Source material |
*** Begin section ***
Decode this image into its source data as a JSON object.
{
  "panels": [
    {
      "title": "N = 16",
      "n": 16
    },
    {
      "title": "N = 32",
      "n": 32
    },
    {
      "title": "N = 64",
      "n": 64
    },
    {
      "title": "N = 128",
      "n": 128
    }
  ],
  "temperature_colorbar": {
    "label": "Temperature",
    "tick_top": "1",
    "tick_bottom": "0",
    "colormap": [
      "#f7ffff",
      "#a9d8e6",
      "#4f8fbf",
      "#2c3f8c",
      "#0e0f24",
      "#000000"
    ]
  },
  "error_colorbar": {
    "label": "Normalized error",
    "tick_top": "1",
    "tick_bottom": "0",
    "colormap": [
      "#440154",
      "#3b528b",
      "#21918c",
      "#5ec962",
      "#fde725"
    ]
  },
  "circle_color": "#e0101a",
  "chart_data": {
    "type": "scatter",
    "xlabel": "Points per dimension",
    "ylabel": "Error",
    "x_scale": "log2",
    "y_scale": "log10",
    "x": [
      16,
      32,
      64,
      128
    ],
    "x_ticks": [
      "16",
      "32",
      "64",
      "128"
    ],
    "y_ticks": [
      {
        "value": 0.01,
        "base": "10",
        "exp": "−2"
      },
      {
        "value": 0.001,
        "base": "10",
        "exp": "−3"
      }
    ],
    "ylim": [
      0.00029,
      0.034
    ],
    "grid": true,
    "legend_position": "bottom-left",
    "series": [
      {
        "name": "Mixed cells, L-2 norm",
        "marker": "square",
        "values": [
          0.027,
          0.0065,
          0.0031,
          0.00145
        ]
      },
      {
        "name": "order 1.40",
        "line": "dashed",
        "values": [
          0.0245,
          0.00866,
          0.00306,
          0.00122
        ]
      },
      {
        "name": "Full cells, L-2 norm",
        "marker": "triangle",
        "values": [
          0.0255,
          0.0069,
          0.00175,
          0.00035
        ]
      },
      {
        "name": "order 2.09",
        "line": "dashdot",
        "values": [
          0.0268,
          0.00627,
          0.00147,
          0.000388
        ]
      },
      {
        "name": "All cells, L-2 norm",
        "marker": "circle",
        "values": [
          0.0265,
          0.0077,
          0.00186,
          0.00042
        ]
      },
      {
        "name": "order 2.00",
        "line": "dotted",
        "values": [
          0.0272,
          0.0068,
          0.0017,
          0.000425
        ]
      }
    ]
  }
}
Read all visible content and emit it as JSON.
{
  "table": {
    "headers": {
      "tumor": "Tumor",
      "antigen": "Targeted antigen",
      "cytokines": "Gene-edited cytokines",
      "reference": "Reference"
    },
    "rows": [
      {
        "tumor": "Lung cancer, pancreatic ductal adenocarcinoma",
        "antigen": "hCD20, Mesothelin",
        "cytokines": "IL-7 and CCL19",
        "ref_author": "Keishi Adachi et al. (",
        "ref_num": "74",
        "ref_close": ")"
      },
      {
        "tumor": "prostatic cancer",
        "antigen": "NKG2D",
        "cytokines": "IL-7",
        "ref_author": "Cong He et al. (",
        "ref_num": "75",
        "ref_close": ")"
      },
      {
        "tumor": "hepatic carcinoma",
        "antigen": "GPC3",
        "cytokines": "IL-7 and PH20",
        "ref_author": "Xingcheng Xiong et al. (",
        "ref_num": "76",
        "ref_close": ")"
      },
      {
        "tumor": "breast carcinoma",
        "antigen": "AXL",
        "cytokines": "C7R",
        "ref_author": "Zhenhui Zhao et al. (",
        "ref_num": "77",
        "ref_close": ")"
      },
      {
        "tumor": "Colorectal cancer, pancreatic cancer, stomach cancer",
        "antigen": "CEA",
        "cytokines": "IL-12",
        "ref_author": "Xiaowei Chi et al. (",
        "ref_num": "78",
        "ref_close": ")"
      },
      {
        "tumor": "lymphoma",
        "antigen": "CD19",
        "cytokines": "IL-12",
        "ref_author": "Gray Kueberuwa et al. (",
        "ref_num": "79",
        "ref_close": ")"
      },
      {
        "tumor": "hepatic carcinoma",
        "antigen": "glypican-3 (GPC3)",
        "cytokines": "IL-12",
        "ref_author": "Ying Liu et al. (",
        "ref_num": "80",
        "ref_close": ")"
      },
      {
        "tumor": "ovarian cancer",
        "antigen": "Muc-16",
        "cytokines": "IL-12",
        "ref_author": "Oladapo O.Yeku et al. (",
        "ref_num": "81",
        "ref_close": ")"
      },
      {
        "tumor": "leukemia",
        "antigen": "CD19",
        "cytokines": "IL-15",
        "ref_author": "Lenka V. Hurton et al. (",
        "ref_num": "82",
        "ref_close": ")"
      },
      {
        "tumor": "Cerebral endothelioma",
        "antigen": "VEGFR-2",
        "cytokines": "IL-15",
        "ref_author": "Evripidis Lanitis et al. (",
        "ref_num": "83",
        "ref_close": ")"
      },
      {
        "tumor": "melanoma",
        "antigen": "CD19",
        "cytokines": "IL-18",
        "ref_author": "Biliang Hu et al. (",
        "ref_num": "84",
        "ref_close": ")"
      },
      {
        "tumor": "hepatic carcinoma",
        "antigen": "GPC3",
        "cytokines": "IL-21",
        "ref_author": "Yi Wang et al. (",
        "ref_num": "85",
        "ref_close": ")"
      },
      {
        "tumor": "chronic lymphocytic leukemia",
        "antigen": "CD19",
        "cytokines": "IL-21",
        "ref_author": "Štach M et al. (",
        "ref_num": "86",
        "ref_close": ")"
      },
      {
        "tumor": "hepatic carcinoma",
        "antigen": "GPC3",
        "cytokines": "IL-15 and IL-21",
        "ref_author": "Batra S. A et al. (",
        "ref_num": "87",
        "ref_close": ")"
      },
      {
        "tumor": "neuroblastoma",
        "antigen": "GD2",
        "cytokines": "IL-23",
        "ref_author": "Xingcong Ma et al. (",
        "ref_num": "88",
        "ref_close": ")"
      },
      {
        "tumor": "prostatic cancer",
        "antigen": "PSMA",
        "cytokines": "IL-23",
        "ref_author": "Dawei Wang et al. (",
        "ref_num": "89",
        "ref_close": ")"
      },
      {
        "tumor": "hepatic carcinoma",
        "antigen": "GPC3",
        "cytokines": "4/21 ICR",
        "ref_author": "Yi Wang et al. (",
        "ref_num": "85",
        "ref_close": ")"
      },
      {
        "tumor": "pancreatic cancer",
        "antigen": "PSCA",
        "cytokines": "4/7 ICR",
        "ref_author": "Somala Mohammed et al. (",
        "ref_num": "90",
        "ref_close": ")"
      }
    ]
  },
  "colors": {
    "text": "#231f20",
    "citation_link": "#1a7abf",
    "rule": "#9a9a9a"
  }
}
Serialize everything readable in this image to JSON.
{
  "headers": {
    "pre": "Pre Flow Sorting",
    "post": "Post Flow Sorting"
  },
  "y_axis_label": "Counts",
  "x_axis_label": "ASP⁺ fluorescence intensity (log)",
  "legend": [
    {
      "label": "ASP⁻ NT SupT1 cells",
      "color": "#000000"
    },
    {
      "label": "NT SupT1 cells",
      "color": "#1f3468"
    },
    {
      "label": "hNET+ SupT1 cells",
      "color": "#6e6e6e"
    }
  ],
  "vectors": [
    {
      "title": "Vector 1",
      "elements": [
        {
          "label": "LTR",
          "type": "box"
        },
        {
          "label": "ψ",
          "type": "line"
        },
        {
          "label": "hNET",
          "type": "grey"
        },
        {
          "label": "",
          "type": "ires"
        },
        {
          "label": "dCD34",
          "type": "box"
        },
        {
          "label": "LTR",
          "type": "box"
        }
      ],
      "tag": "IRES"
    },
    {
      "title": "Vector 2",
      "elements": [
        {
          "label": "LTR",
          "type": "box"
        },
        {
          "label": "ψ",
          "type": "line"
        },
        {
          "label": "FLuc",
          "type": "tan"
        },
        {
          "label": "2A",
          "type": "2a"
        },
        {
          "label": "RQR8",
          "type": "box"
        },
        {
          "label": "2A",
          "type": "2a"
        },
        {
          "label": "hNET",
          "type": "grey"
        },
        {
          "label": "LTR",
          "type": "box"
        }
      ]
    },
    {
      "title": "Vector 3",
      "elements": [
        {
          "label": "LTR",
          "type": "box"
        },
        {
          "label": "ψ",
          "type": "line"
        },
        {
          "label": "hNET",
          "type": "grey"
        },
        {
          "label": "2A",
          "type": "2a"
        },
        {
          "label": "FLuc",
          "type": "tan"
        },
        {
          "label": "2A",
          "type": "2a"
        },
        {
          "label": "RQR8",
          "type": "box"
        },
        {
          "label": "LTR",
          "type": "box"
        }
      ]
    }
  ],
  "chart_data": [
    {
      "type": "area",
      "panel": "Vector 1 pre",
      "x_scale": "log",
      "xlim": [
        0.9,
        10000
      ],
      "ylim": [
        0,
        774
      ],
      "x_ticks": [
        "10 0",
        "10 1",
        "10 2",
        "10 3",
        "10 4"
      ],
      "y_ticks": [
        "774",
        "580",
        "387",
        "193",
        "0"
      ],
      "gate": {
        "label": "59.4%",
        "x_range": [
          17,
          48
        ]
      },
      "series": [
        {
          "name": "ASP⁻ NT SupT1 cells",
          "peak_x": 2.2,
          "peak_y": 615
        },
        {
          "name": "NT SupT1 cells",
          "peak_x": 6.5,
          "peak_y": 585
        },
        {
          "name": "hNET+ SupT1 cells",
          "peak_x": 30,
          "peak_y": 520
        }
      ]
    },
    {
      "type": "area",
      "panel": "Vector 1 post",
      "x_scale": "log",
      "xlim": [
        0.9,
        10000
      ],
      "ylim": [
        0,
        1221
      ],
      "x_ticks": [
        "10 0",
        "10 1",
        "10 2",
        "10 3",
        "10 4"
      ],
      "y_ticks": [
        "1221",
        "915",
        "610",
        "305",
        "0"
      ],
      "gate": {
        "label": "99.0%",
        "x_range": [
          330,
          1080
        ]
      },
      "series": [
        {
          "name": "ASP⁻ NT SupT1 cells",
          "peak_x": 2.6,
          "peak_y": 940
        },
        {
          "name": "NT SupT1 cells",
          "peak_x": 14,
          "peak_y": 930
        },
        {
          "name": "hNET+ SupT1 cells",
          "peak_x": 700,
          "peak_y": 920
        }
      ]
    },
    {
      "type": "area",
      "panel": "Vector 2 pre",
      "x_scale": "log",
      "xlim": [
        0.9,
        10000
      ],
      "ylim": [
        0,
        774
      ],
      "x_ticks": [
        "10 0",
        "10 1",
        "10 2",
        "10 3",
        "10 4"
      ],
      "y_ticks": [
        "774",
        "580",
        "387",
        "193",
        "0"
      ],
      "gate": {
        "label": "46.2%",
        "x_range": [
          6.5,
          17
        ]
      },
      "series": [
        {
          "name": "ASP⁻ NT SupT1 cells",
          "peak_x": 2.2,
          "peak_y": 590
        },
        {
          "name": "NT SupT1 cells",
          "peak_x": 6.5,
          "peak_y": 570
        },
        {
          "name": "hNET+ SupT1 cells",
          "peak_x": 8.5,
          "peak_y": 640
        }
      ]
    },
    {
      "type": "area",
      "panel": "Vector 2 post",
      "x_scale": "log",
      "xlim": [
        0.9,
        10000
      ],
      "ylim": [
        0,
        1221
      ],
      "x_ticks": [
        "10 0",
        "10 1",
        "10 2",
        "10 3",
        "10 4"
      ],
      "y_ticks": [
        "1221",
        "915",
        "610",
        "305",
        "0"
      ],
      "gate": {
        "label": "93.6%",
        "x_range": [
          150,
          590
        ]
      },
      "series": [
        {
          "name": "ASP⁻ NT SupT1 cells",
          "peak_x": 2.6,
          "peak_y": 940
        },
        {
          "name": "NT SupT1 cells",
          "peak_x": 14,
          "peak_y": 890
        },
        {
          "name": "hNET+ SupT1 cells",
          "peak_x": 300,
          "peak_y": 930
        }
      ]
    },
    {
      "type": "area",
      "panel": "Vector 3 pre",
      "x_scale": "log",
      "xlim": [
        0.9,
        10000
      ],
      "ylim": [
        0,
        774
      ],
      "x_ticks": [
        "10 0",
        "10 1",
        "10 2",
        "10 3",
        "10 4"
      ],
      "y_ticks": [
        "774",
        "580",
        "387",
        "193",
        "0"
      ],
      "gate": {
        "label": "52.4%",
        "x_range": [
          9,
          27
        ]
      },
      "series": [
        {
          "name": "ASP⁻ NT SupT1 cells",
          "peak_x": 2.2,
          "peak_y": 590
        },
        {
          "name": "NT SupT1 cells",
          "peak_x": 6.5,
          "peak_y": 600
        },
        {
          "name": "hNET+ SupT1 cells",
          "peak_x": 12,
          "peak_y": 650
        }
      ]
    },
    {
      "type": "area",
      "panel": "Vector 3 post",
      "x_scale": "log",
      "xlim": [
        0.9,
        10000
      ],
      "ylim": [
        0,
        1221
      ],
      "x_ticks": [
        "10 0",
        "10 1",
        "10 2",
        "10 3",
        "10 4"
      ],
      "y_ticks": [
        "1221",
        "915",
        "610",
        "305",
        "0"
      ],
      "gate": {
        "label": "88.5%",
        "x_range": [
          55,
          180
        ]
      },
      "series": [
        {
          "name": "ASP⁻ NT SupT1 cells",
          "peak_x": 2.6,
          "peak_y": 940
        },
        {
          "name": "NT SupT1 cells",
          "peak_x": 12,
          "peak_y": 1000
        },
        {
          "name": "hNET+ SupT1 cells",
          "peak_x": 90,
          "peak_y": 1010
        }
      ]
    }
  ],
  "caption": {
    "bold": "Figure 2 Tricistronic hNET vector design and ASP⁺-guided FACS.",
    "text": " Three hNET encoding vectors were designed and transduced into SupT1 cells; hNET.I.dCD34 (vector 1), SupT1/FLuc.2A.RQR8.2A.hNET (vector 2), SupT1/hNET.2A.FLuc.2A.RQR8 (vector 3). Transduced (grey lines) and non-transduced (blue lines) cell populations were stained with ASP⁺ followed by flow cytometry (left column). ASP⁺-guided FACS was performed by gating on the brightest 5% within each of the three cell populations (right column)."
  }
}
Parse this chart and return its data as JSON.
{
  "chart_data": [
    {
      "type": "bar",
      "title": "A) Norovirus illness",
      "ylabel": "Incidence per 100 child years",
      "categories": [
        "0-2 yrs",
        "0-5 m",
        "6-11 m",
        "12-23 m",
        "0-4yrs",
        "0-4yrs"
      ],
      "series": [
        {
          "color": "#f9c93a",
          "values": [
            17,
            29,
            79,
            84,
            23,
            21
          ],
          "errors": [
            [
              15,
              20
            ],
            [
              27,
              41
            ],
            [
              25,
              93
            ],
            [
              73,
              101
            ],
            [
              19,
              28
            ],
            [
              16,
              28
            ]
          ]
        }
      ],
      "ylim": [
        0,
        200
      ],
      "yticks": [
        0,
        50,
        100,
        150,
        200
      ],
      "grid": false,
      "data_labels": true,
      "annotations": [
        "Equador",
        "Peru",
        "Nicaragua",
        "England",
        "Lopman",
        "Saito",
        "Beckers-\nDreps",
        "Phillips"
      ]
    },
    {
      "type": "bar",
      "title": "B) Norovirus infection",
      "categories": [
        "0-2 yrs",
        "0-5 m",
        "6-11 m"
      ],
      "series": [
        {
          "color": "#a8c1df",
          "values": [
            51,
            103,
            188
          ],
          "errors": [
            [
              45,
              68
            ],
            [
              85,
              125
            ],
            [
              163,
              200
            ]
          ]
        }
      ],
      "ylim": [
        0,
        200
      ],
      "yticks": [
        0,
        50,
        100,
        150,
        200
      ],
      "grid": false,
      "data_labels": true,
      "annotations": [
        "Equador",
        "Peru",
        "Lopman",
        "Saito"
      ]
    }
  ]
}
*** End section ***
What you have to do |
Lines containing the word "leukemia": copy each of them from the material.

Exercise answer |
        "tumor": "leukemia",
        "tumor": "chronic lymphocytic leukemia",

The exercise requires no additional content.